■ WHAT IS ASKED:
In the records below, pick out all lines containing the word "text".

[Extracted records]
[Begin]

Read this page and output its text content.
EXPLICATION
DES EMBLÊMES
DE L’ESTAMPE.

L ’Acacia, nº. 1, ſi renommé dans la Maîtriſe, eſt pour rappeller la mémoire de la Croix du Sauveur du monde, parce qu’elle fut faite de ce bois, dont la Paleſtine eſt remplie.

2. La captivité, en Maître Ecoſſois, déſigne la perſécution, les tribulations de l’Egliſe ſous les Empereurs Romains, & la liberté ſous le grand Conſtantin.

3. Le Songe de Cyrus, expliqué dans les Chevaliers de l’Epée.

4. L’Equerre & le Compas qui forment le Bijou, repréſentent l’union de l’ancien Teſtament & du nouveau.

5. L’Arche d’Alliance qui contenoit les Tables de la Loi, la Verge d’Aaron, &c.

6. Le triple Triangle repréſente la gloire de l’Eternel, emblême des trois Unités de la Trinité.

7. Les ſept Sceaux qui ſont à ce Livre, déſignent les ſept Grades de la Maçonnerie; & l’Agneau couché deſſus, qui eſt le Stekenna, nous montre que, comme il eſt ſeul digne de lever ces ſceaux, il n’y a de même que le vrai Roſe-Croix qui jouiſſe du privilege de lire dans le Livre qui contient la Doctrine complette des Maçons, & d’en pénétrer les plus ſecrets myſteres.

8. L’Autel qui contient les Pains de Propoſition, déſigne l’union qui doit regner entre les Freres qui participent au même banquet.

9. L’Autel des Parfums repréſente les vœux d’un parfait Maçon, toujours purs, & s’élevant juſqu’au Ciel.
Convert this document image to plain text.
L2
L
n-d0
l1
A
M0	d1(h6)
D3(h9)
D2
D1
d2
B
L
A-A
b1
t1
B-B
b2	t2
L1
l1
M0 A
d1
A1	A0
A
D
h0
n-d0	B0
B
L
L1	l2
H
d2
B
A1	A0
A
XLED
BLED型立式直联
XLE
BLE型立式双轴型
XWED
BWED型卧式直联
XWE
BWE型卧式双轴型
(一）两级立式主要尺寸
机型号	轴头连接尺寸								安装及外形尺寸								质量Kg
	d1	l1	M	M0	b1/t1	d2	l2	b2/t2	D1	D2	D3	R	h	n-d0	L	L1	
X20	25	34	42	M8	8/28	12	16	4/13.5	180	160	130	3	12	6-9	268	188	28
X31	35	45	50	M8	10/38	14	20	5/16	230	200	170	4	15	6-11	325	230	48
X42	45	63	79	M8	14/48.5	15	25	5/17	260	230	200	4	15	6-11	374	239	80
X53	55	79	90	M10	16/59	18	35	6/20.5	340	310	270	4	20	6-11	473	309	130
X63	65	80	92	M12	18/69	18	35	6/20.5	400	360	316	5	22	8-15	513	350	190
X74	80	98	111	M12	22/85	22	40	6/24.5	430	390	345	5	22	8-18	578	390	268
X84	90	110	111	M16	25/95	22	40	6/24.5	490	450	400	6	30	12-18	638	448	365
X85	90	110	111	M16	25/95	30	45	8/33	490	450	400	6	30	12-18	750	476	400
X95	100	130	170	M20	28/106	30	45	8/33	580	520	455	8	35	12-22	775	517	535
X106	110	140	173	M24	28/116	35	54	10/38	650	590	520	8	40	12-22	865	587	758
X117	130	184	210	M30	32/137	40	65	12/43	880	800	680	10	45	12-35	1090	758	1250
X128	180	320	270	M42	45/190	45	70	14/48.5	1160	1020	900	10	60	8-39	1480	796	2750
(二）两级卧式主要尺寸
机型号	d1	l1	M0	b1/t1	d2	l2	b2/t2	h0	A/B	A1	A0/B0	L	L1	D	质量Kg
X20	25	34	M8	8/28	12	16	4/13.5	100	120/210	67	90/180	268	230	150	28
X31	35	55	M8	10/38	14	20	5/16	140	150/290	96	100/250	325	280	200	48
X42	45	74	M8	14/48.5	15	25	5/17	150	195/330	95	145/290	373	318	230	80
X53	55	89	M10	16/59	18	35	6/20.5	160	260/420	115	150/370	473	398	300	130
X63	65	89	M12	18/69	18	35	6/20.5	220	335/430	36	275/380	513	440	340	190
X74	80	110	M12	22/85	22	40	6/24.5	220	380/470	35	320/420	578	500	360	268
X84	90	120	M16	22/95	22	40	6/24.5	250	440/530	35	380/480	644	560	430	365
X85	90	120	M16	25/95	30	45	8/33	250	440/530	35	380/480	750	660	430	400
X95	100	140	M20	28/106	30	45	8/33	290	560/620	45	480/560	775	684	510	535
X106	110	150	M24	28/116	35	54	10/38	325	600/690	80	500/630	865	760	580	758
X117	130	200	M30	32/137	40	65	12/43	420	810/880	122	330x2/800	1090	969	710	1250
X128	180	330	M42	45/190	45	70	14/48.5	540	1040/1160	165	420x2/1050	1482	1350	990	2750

[End]

■ EXERCISE RESPONSE:
Read this page and output its text content.
Convert this document image to plain text.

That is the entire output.